_Job_
Answer with a single number: the count of lines that include the string "Russell".

+-------+

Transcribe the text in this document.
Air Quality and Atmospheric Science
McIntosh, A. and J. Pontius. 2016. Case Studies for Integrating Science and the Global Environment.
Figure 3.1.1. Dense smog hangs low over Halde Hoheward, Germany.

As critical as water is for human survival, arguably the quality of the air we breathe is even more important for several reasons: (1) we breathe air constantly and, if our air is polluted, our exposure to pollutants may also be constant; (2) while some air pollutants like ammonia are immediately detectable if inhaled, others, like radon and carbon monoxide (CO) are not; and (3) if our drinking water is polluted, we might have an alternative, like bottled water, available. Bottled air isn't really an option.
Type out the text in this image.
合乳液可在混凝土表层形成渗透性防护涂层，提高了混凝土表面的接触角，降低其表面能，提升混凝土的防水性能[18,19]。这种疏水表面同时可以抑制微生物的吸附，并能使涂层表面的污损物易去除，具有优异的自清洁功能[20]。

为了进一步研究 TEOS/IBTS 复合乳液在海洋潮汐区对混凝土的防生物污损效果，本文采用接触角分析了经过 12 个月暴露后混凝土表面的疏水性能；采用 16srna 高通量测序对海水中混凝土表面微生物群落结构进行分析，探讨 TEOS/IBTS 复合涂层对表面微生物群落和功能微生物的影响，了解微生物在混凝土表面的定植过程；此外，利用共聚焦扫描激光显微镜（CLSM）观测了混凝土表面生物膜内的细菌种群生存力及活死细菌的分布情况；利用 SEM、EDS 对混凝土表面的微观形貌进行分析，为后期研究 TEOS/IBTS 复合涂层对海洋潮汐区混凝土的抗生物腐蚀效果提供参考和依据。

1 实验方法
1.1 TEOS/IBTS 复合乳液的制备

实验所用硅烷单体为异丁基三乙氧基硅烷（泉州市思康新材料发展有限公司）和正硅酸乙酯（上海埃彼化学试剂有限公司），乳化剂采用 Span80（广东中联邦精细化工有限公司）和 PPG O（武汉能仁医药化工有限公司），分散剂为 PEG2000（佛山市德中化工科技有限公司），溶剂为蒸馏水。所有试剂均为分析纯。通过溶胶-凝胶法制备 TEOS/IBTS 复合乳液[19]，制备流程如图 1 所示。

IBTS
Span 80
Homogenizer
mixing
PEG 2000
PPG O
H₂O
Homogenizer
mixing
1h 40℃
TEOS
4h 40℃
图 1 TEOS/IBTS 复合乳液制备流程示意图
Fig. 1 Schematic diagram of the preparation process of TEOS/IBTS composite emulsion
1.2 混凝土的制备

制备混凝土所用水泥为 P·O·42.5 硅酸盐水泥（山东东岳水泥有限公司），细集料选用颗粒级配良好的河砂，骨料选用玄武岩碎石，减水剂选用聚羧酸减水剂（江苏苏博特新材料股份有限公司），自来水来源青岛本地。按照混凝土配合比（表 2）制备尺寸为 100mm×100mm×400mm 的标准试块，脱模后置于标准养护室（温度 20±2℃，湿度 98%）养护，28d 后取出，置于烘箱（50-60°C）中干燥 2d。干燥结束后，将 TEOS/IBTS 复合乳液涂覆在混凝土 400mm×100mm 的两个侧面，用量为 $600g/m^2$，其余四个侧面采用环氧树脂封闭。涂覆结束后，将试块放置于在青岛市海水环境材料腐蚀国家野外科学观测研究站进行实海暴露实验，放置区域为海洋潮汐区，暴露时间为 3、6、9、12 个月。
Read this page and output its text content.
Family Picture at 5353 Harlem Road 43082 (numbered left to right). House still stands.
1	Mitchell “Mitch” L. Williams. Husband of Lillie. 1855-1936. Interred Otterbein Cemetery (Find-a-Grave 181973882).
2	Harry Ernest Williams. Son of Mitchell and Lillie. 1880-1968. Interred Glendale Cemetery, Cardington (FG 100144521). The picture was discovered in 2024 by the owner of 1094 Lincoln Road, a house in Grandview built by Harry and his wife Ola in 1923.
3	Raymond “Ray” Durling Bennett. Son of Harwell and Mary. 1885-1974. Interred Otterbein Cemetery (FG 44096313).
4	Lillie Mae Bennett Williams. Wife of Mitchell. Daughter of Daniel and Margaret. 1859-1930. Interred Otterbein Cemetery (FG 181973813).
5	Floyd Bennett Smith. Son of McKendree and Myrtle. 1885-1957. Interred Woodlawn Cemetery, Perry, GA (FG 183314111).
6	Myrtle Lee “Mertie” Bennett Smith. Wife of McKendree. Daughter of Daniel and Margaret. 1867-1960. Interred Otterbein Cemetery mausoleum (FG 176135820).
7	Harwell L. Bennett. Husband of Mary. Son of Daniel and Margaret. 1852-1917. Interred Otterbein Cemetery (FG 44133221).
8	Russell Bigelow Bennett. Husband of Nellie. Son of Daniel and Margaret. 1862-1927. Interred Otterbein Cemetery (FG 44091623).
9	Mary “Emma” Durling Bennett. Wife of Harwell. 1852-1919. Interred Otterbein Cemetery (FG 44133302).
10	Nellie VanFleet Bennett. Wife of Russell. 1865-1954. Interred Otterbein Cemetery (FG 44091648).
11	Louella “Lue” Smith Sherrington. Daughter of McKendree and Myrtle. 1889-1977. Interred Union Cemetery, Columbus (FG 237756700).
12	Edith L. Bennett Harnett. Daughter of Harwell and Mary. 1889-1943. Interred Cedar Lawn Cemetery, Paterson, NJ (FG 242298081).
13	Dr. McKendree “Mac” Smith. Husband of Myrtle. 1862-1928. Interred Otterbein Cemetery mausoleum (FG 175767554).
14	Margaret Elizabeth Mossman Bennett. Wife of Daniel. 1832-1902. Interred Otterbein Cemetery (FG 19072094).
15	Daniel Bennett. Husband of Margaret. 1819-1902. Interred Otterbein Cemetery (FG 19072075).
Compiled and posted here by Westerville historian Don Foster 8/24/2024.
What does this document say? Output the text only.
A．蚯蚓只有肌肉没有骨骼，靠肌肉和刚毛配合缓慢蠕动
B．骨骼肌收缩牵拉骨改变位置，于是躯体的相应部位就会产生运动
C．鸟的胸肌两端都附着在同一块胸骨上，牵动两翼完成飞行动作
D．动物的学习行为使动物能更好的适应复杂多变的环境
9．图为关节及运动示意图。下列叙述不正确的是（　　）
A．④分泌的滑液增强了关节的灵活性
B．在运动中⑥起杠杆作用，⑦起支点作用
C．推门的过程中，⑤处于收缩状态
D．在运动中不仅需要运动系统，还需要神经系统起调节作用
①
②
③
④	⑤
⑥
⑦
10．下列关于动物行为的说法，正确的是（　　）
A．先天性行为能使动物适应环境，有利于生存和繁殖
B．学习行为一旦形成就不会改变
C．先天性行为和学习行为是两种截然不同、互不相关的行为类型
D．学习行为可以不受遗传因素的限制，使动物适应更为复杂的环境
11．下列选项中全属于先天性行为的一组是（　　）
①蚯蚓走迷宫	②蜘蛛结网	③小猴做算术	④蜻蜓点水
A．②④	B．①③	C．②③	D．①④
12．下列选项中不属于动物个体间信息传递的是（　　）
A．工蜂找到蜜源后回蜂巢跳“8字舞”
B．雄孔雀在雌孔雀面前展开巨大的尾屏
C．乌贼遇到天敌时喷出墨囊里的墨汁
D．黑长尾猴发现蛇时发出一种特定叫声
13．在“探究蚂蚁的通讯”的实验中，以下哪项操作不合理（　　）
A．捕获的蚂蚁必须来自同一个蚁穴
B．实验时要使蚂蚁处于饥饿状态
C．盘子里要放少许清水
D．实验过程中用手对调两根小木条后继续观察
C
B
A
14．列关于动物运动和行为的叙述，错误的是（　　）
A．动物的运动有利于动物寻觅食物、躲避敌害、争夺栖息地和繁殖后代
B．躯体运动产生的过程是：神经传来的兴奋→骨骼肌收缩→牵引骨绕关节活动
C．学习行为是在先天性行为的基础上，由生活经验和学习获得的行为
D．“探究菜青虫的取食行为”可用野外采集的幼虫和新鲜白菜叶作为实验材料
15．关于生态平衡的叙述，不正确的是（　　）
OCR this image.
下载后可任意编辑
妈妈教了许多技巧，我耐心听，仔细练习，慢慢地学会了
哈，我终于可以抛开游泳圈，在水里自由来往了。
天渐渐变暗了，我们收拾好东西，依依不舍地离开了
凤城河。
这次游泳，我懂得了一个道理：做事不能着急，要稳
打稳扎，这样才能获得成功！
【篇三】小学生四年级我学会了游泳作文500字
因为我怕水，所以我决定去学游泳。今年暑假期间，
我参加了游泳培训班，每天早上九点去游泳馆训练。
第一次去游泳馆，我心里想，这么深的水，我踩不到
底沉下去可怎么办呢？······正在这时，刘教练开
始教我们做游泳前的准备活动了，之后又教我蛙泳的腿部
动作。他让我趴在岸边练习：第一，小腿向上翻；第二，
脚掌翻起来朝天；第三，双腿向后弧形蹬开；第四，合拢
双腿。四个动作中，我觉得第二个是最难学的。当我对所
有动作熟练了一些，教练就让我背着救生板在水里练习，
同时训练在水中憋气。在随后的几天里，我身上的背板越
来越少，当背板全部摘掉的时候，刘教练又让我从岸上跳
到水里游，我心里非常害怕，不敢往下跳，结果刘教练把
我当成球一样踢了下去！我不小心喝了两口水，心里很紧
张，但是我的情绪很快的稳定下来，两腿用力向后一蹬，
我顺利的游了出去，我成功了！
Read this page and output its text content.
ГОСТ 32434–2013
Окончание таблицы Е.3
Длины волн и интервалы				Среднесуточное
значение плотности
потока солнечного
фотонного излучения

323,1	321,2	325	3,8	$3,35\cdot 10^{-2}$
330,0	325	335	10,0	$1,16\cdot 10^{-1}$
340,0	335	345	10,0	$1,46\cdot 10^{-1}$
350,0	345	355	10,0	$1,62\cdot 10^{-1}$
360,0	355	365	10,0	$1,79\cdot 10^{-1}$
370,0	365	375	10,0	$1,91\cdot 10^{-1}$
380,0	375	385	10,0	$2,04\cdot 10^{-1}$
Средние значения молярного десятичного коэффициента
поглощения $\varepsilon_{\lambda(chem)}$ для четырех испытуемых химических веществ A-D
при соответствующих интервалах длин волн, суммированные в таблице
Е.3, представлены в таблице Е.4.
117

+-------+

_Result of this exercise_
2